### WHAT THE EXERCISE ASKS
Every record must appear in your copy exactly as written, with no pictures.

### RECORDED INFORMATION
====

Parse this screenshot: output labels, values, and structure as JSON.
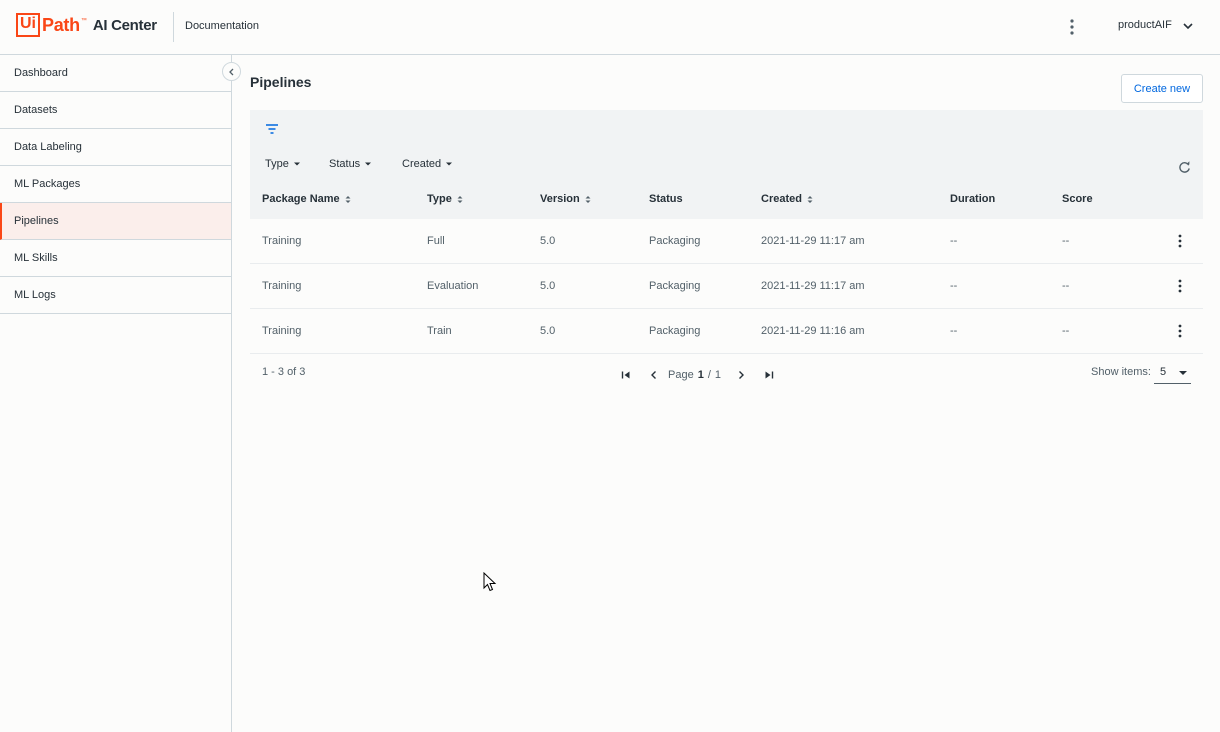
{
  "header": {
    "logo_ui": "Ui",
    "logo_path": "Path",
    "logo_tm": "™",
    "product": "AI Center",
    "doc_link": "Documentation",
    "tenant": "productAIF"
  },
  "sidebar": {
    "items": [
      {
        "label": "Dashboard",
        "active": false
      },
      {
        "label": "Datasets",
        "active": false
      },
      {
        "label": "Data Labeling",
        "active": false
      },
      {
        "label": "ML Packages",
        "active": false
      },
      {
        "label": "Pipelines",
        "active": true
      },
      {
        "label": "ML Skills",
        "active": false
      },
      {
        "label": "ML Logs",
        "active": false
      }
    ]
  },
  "main": {
    "title": "Pipelines",
    "create_label": "Create new",
    "filters": [
      "Type",
      "Status",
      "Created"
    ],
    "columns": [
      "Package Name",
      "Type",
      "Version",
      "Status",
      "Created",
      "Duration",
      "Score"
    ],
    "rows": [
      {
        "package": "Training",
        "type": "Full",
        "version": "5.0",
        "status": "Packaging",
        "created": "2021-11-29 11:17 am",
        "duration": "--",
        "score": "--"
      },
      {
        "package": "Training",
        "type": "Evaluation",
        "version": "5.0",
        "status": "Packaging",
        "created": "2021-11-29 11:17 am",
        "duration": "--",
        "score": "--"
      },
      {
        "package": "Training",
        "type": "Train",
        "version": "5.0",
        "status": "Packaging",
        "created": "2021-11-29 11:16 am",
        "duration": "--",
        "score": "--"
      }
    ],
    "pagination": {
      "range": "1 - 3 of 3",
      "page_label": "Page",
      "current": "1",
      "separator": "/",
      "total": "1",
      "show_label": "Show items:",
      "page_size": "5"
    }
  },
  "colors": {
    "accent": "#fa4616",
    "link": "#0067df",
    "active_bg": "#fbeeeb",
    "grid_header_bg": "#f1f3f4"
  },
  "icons": [
    "kebab-icon",
    "chevron-down-icon",
    "chevron-left-icon",
    "filter-icon",
    "caret-down-icon",
    "sort-icon",
    "refresh-icon",
    "first-page-icon",
    "prev-page-icon",
    "next-page-icon",
    "last-page-icon",
    "cursor-icon"
  ]
}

====

### RESULT OF THIS EXERCISE
Parse this screenshot: output labels, values, and structure as JSON.
{
  "header": {
    "logo_ui": "Ui",
    "logo_path": "Path",
    "logo_tm": "™",
    "product": "AI Center",
    "doc_link": "Documentation",
    "tenant": "productAIF"
  },
  "sidebar": {
    "items": [
      {
        "label": "Dashboard",
        "active": false
      },
      {
        "label": "Datasets",
        "active": false
      },
      {
        "label": "Data Labeling",
        "active": false
      },
      {
        "label": "ML Packages",
        "active": false
      },
      {
        "label": "Pipelines",
        "active": true
      },
      {
        "label": "ML Skills",
        "active": false
      },
      {
        "label": "ML Logs",
        "active": false
      }
    ]
  },
  "main": {
    "title": "Pipelines",
    "create_label": "Create new",
    "filters": [
      "Type",
      "Status",
      "Created"
    ],
    "columns": [
      "Package Name",
      "Type",
      "Version",
      "Status",
      "Created",
      "Duration",
      "Score"
    ],
    "rows": [
      {
        "package": "Training",
        "type": "Full",
        "version": "5.0",
        "status": "Packaging",
        "created": "2021-11-29 11:17 am",
        "duration": "--",
        "score": "--"
      },
      {
        "package": "Training",
        "type": "Evaluation",
        "version": "5.0",
        "status": "Packaging",
        "created": "2021-11-29 11:17 am",
        "duration": "--",
        "score": "--"
      },
      {
        "package": "Training",
        "type": "Train",
        "version": "5.0",
        "status": "Packaging",
        "created": "2021-11-29 11:16 am",
        "duration": "--",
        "score": "--"
      }
    ],
    "pagination": {
      "range": "1 - 3 of 3",
      "page_label": "Page",
      "current": "1",
      "separator": "/",
      "total": "1",
      "show_label": "Show items:",
      "page_size": "5"
    }
  },
  "colors": {
    "accent": "#fa4616",
    "link": "#0067df",
    "active_bg": "#fbeeeb",
    "grid_header_bg": "#f1f3f4"
  },
  "icons": [
    "kebab-icon",
    "chevron-down-icon",
    "chevron-left-icon",
    "filter-icon",
    "caret-down-icon",
    "sort-icon",
    "refresh-icon",
    "first-page-icon",
    "prev-page-icon",
    "next-page-icon",
    "last-page-icon",
    "cursor-icon"
  ]
}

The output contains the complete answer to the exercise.